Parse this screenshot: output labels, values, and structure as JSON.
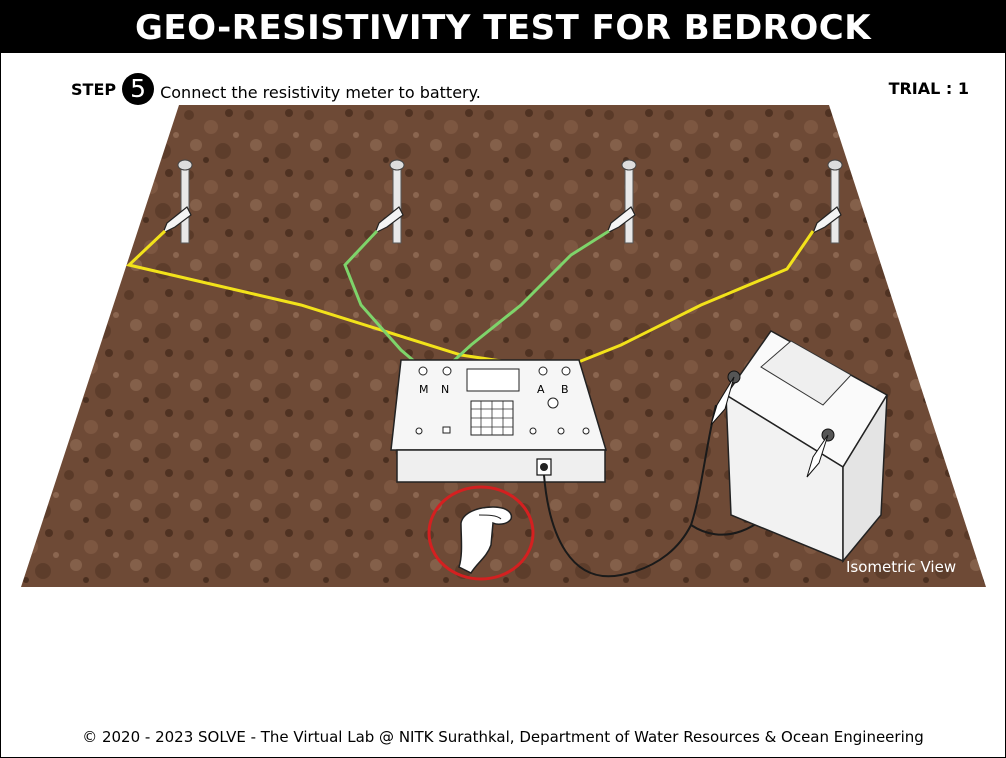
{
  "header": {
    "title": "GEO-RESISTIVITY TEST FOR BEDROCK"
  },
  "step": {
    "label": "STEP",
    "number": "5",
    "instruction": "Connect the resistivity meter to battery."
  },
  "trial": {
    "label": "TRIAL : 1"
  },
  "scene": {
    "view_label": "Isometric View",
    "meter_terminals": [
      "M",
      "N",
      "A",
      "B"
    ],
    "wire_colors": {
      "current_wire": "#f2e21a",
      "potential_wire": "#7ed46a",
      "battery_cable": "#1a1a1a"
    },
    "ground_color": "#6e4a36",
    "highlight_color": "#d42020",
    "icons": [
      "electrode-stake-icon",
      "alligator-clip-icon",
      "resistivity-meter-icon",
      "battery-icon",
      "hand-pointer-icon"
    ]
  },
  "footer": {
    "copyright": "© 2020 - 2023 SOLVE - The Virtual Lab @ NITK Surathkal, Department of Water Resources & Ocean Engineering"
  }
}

————

▸ Exercise requirements:
Reproduce each line of the records exactly, and omit every picture.

▸ Correct output:
Parse this screenshot: output labels, values, and structure as JSON.
{
  "header": {
    "title": "GEO-RESISTIVITY TEST FOR BEDROCK"
  },
  "step": {
    "label": "STEP",
    "number": "5",
    "instruction": "Connect the resistivity meter to battery."
  },
  "trial": {
    "label": "TRIAL : 1"
  },
  "scene": {
    "view_label": "Isometric View",
    "meter_terminals": [
      "M",
      "N",
      "A",
      "B"
    ],
    "wire_colors": {
      "current_wire": "#f2e21a",
      "potential_wire": "#7ed46a",
      "battery_cable": "#1a1a1a"
    },
    "ground_color": "#6e4a36",
    "highlight_color": "#d42020",
    "icons": [
      "electrode-stake-icon",
      "alligator-clip-icon",
      "resistivity-meter-icon",
      "battery-icon",
      "hand-pointer-icon"
    ]
  },
  "footer": {
    "copyright": "© 2020 - 2023 SOLVE - The Virtual Lab @ NITK Surathkal, Department of Water Resources & Ocean Engineering"
  }
}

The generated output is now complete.